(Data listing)
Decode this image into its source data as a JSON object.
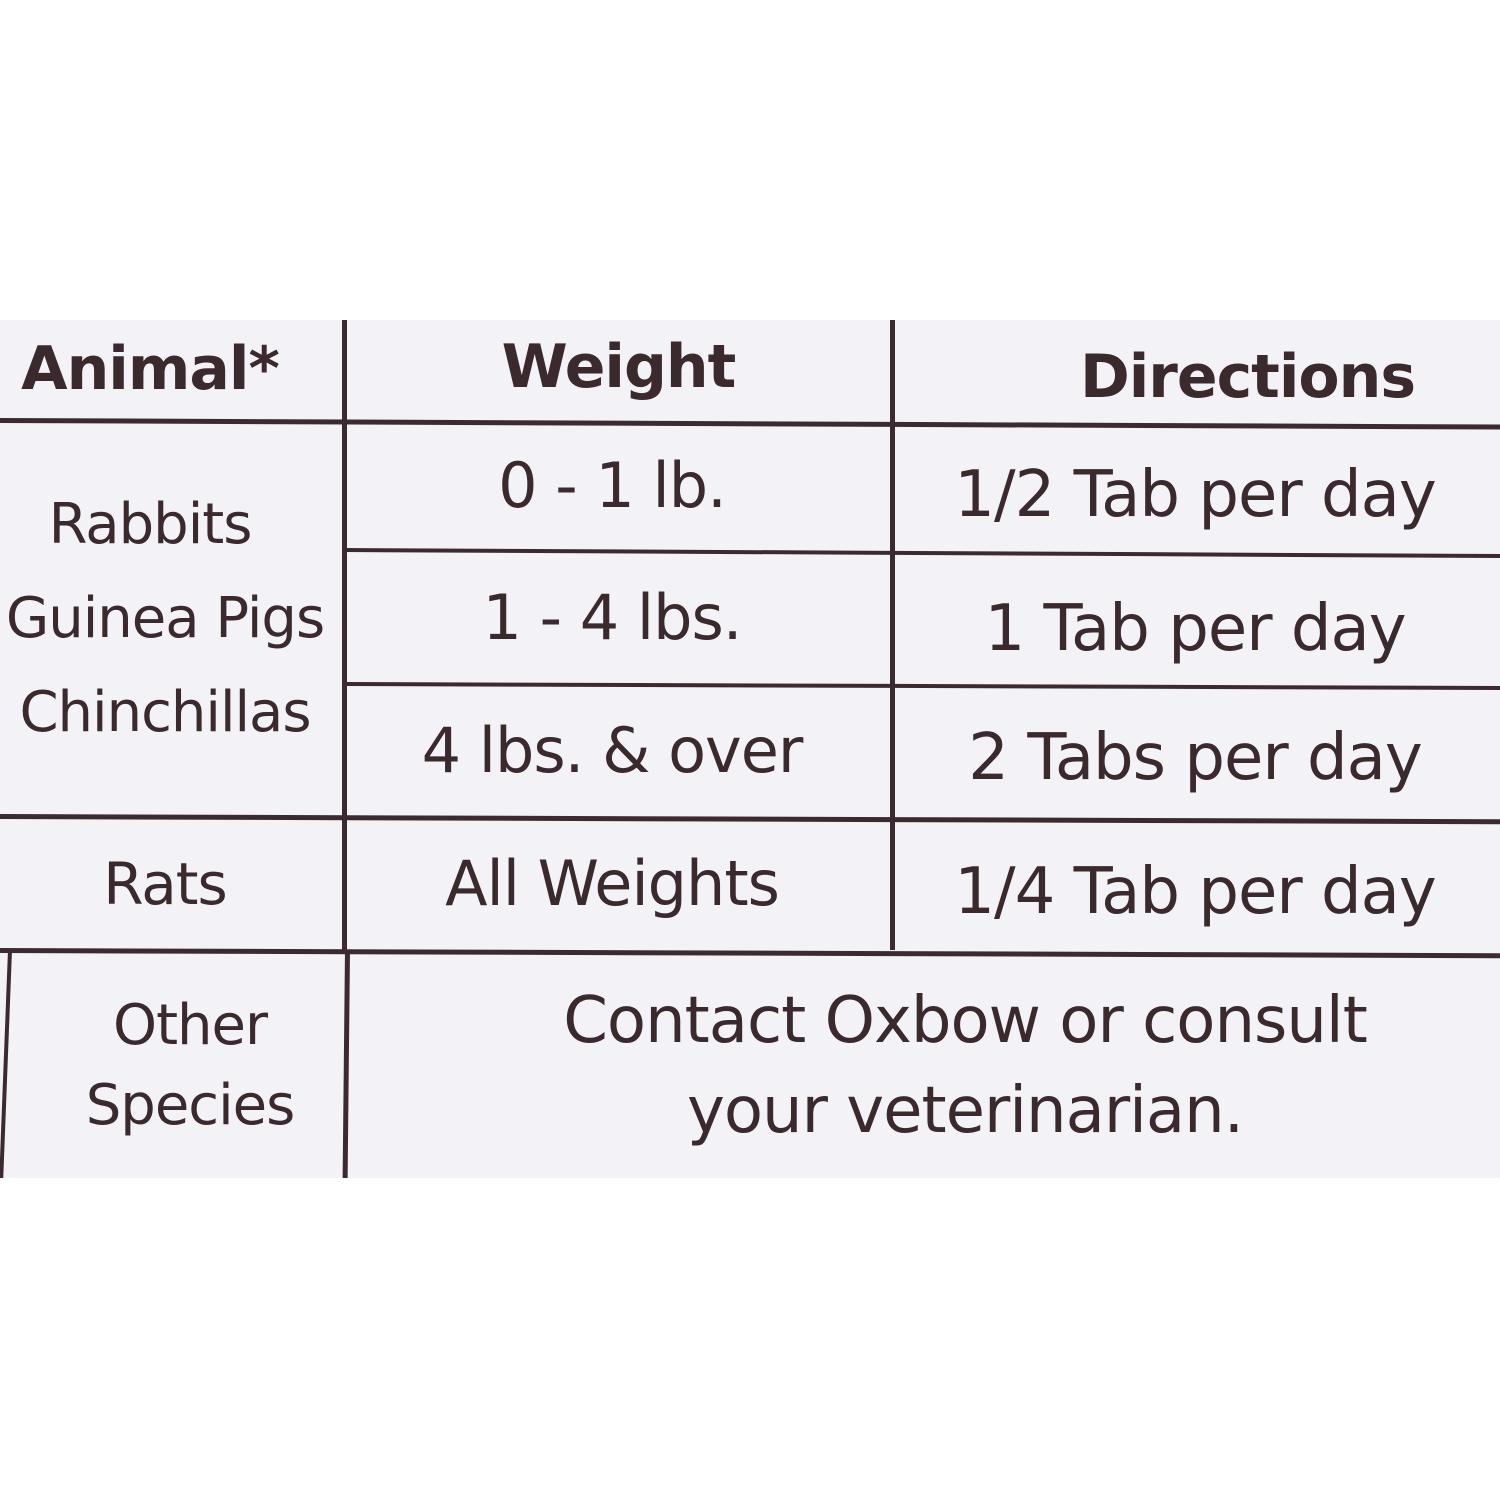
{
  "table": {
    "headers": {
      "animal": "Animal*",
      "weight": "Weight",
      "directions": "Directions"
    },
    "group_small_animals": {
      "animals": [
        "Rabbits",
        "Guinea Pigs",
        "Chinchillas"
      ],
      "rows": [
        {
          "weight": "0 - 1 lb.",
          "directions": "1/2 Tab per day"
        },
        {
          "weight": "1 - 4 lbs.",
          "directions": "1 Tab per day"
        },
        {
          "weight": "4 lbs. & over",
          "directions": "2 Tabs per day"
        }
      ]
    },
    "rats": {
      "animal": "Rats",
      "weight": "All Weights",
      "directions": "1/4 Tab per day"
    },
    "other": {
      "animal_line1": "Other",
      "animal_line2": "Species",
      "note_line1": "Contact Oxbow or consult",
      "note_line2": "your veterinarian."
    }
  },
  "colors": {
    "label_background": "#f3f2f7",
    "page_background": "#ffffff",
    "ink": "#3a2a2e"
  }
}
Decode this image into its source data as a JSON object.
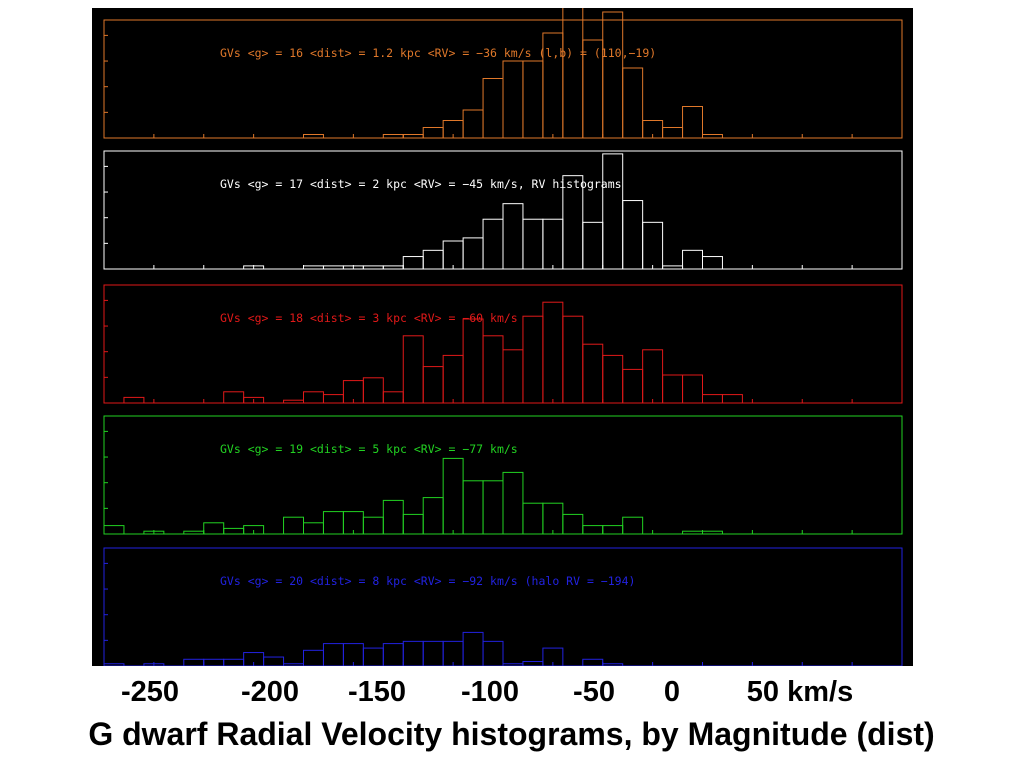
{
  "caption": "G dwarf Radial Velocity histograms, by Magnitude (dist)",
  "axis_labels": [
    "-250",
    "-200",
    "-150",
    "-100",
    "-50",
    "0",
    "50 km/s"
  ],
  "chart_data": [
    {
      "type": "bar",
      "label": "GVs  <g> = 16  <dist> = 1.2 kpc <RV> = −36 km/s (l,b) = (110,−19)",
      "color": "#e0782a",
      "x_range": [
        -250,
        150
      ],
      "bin_width": 10,
      "bin_start": -250,
      "ylim": [
        0,
        32
      ],
      "counts": [
        0,
        0,
        0,
        0,
        0,
        0,
        0,
        0,
        0,
        0,
        1,
        0,
        0,
        0,
        1,
        1,
        3,
        5,
        8,
        17,
        22,
        22,
        30,
        38,
        28,
        36,
        20,
        5,
        3,
        9,
        1,
        0,
        0,
        0,
        0,
        0,
        0,
        0,
        0,
        0
      ]
    },
    {
      "type": "bar",
      "label": "GVs  <g> = 17  <dist> = 2 kpc <RV> = −45 km/s, RV histograms",
      "color": "#ffffff",
      "x_range": [
        -250,
        150
      ],
      "bin_width": 10,
      "bin_start": -250,
      "ylim": [
        0,
        36
      ],
      "counts": [
        0,
        0,
        0,
        0,
        0,
        0,
        0,
        1,
        0,
        0,
        1,
        1,
        1,
        1,
        1,
        4,
        6,
        9,
        10,
        16,
        21,
        16,
        16,
        30,
        15,
        37,
        22,
        15,
        1,
        6,
        4,
        0,
        0,
        0,
        0,
        0,
        0,
        0,
        0,
        0
      ]
    },
    {
      "type": "bar",
      "label": "GVs  <g> = 18  <dist> = 3 kpc <RV> = −60 km/s",
      "color": "#e11919",
      "x_range": [
        -250,
        150
      ],
      "bin_width": 10,
      "bin_start": -250,
      "ylim": [
        0,
        40
      ],
      "counts": [
        0,
        2,
        0,
        0,
        0,
        0,
        4,
        2,
        0,
        1,
        4,
        3,
        8,
        9,
        4,
        24,
        13,
        17,
        30,
        24,
        19,
        31,
        36,
        31,
        21,
        17,
        12,
        19,
        10,
        10,
        3,
        3,
        0,
        0,
        0,
        0,
        0,
        0,
        0,
        0
      ]
    },
    {
      "type": "bar",
      "label": "GVs  <g> = 19  <dist> = 5 kpc <RV> = −77 km/s",
      "color": "#22d222",
      "x_range": [
        -250,
        150
      ],
      "bin_width": 10,
      "bin_start": -250,
      "ylim": [
        0,
        40
      ],
      "counts": [
        3,
        0,
        1,
        0,
        1,
        4,
        2,
        3,
        0,
        6,
        4,
        8,
        8,
        6,
        12,
        7,
        13,
        27,
        19,
        19,
        22,
        11,
        11,
        7,
        3,
        3,
        6,
        0,
        0,
        1,
        1,
        0,
        0,
        0,
        0,
        0,
        0,
        0,
        0,
        0
      ]
    },
    {
      "type": "bar",
      "label": "GVs  <g> = 20  <dist> = 8 kpc <RV> = −92 km/s (halo RV = −194)",
      "color": "#2222e0",
      "x_range": [
        -250,
        150
      ],
      "bin_width": 10,
      "bin_start": -250,
      "ylim": [
        0,
        50
      ],
      "counts": [
        1,
        0,
        1,
        0,
        3,
        3,
        3,
        6,
        4,
        1,
        7,
        10,
        10,
        8,
        10,
        11,
        11,
        11,
        15,
        11,
        1,
        2,
        8,
        0,
        3,
        1,
        0,
        0,
        0,
        0,
        0,
        0,
        0,
        0,
        0,
        0,
        0,
        0,
        0,
        0
      ]
    }
  ]
}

Requirement »
Output every entry word for word, but omit the pictures.

Output below »
Decode this image into its source data as a JSON object.
{
  "table": {
    "headers": {
      "animal": "Animal*",
      "weight": "Weight",
      "directions": "Directions"
    },
    "group_small_animals": {
      "animals": [
        "Rabbits",
        "Guinea Pigs",
        "Chinchillas"
      ],
      "rows": [
        {
          "weight": "0 - 1 lb.",
          "directions": "1/2 Tab per day"
        },
        {
          "weight": "1 - 4 lbs.",
          "directions": "1 Tab per day"
        },
        {
          "weight": "4 lbs. & over",
          "directions": "2 Tabs per day"
        }
      ]
    },
    "rats": {
      "animal": "Rats",
      "weight": "All Weights",
      "directions": "1/4 Tab per day"
    },
    "other": {
      "animal_line1": "Other",
      "animal_line2": "Species",
      "note_line1": "Contact Oxbow or consult",
      "note_line2": "your veterinarian."
    }
  },
  "colors": {
    "label_background": "#f3f2f7",
    "page_background": "#ffffff",
    "ink": "#3a2a2e"
  }
}
Decode this image into its source data as a JSON object.
{
  "caption": "G dwarf Radial Velocity histograms, by Magnitude (dist)",
  "axis_labels": [
    "-250",
    "-200",
    "-150",
    "-100",
    "-50",
    "0",
    "50 km/s"
  ],
  "chart_data": [
    {
      "type": "bar",
      "label": "GVs  <g> = 16  <dist> = 1.2 kpc <RV> = −36 km/s (l,b) = (110,−19)",
      "color": "#e0782a",
      "x_range": [
        -250,
        150
      ],
      "bin_width": 10,
      "bin_start": -250,
      "ylim": [
        0,
        32
      ],
      "counts": [
        0,
        0,
        0,
        0,
        0,
        0,
        0,
        0,
        0,
        0,
        1,
        0,
        0,
        0,
        1,
        1,
        3,
        5,
        8,
        17,
        22,
        22,
        30,
        38,
        28,
        36,
        20,
        5,
        3,
        9,
        1,
        0,
        0,
        0,
        0,
        0,
        0,
        0,
        0,
        0
      ]
    },
    {
      "type": "bar",
      "label": "GVs  <g> = 17  <dist> = 2 kpc <RV> = −45 km/s, RV histograms",
      "color": "#ffffff",
      "x_range": [
        -250,
        150
      ],
      "bin_width": 10,
      "bin_start": -250,
      "ylim": [
        0,
        36
      ],
      "counts": [
        0,
        0,
        0,
        0,
        0,
        0,
        0,
        1,
        0,
        0,
        1,
        1,
        1,
        1,
        1,
        4,
        6,
        9,
        10,
        16,
        21,
        16,
        16,
        30,
        15,
        37,
        22,
        15,
        1,
        6,
        4,
        0,
        0,
        0,
        0,
        0,
        0,
        0,
        0,
        0
      ]
    },
    {
      "type": "bar",
      "label": "GVs  <g> = 18  <dist> = 3 kpc <RV> = −60 km/s",
      "color": "#e11919",
      "x_range": [
        -250,
        150
      ],
      "bin_width": 10,
      "bin_start": -250,
      "ylim": [
        0,
        40
      ],
      "counts": [
        0,
        2,
        0,
        0,
        0,
        0,
        4,
        2,
        0,
        1,
        4,
        3,
        8,
        9,
        4,
        24,
        13,
        17,
        30,
        24,
        19,
        31,
        36,
        31,
        21,
        17,
        12,
        19,
        10,
        10,
        3,
        3,
        0,
        0,
        0,
        0,
        0,
        0,
        0,
        0
      ]
    },
    {
      "type": "bar",
      "label": "GVs  <g> = 19  <dist> = 5 kpc <RV> = −77 km/s",
      "color": "#22d222",
      "x_range": [
        -250,
        150
      ],
      "bin_width": 10,
      "bin_start": -250,
      "ylim": [
        0,
        40
      ],
      "counts": [
        3,
        0,
        1,
        0,
        1,
        4,
        2,
        3,
        0,
        6,
        4,
        8,
        8,
        6,
        12,
        7,
        13,
        27,
        19,
        19,
        22,
        11,
        11,
        7,
        3,
        3,
        6,
        0,
        0,
        1,
        1,
        0,
        0,
        0,
        0,
        0,
        0,
        0,
        0,
        0
      ]
    },
    {
      "type": "bar",
      "label": "GVs  <g> = 20  <dist> = 8 kpc <RV> = −92 km/s (halo RV = −194)",
      "color": "#2222e0",
      "x_range": [
        -250,
        150
      ],
      "bin_width": 10,
      "bin_start": -250,
      "ylim": [
        0,
        50
      ],
      "counts": [
        1,
        0,
        1,
        0,
        3,
        3,
        3,
        6,
        4,
        1,
        7,
        10,
        10,
        8,
        10,
        11,
        11,
        11,
        15,
        11,
        1,
        2,
        8,
        0,
        3,
        1,
        0,
        0,
        0,
        0,
        0,
        0,
        0,
        0,
        0,
        0,
        0,
        0,
        0,
        0
      ]
    }
  ]
}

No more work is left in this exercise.